**Problem requirements**
Review the material line by line. Identify and copy every line that contains the string "into".

**Material for this task**
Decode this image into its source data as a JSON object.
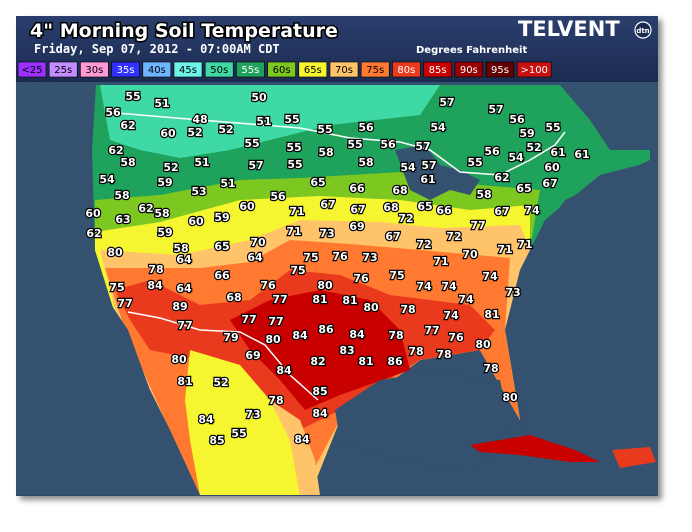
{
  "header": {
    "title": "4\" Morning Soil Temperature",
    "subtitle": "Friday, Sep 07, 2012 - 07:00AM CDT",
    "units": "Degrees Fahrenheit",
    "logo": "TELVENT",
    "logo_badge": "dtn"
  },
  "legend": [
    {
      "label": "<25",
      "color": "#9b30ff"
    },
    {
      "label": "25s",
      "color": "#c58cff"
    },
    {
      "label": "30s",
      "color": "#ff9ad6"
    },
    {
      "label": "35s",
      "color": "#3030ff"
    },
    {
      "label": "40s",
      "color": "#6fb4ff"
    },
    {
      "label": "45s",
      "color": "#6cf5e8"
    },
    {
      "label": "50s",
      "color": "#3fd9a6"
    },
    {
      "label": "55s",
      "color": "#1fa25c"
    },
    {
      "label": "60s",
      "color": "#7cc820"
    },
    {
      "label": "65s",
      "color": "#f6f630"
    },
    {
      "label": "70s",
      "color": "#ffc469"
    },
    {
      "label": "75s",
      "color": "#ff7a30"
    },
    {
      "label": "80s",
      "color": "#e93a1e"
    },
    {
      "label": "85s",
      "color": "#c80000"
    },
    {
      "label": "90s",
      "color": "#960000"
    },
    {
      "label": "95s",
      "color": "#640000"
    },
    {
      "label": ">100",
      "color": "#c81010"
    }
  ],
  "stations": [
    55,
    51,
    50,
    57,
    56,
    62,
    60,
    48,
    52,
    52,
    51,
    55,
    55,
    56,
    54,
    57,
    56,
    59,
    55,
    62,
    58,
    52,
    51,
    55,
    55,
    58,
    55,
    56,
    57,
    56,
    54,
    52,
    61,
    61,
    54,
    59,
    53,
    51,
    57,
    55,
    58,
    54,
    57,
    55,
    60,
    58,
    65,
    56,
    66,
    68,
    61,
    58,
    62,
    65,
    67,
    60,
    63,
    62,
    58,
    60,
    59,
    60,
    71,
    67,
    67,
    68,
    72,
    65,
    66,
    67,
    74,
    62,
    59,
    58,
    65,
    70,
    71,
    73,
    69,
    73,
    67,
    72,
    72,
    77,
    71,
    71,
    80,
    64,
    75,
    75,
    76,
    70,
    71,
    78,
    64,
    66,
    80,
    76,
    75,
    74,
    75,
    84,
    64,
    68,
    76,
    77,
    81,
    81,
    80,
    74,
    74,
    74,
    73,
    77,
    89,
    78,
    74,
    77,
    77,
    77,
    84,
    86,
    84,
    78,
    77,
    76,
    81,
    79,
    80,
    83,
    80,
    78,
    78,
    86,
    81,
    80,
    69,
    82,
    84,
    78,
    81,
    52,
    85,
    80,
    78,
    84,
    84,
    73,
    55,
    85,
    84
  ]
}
...
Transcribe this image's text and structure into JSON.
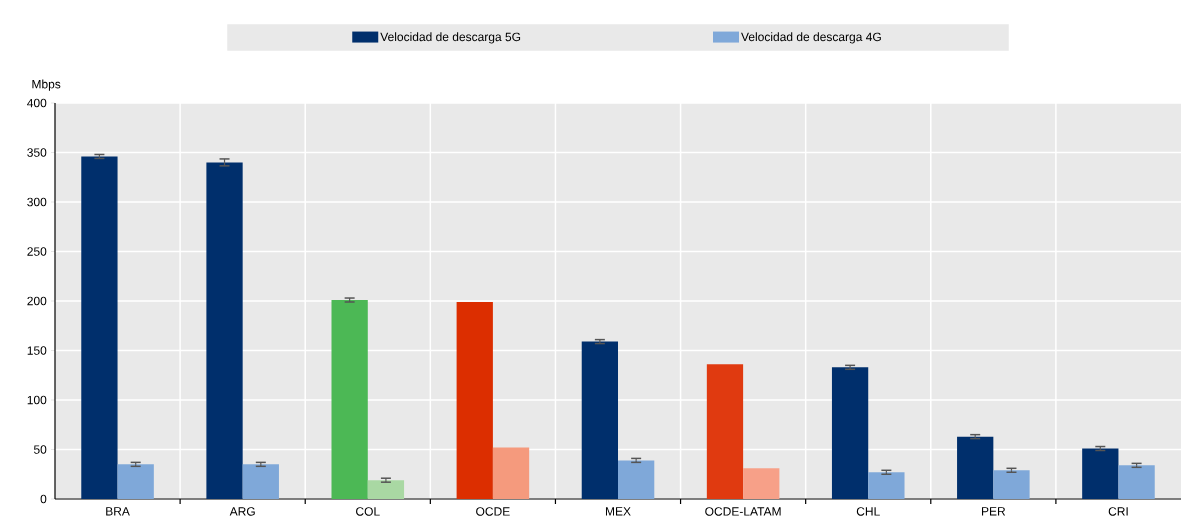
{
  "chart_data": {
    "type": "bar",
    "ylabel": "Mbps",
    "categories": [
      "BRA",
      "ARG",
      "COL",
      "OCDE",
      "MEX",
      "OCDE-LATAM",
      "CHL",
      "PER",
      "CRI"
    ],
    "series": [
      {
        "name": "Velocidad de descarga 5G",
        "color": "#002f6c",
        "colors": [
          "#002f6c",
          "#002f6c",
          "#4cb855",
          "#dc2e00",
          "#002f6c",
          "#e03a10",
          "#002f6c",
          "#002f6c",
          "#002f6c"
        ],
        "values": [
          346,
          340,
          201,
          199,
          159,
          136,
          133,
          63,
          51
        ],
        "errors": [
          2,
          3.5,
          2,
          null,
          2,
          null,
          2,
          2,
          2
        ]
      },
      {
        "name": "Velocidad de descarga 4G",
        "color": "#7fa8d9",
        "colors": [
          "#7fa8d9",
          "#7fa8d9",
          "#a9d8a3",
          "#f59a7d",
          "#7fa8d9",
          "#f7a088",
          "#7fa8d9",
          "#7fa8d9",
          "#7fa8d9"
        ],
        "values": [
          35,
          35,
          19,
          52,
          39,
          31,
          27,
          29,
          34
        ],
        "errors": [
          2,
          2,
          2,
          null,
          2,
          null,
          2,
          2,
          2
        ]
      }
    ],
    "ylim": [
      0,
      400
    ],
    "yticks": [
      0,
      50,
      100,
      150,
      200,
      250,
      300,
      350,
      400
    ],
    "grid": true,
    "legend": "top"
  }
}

**Answer to this problem**
Decode this image into its source data as a JSON object.
Transcribe this image's text and structure into JSON.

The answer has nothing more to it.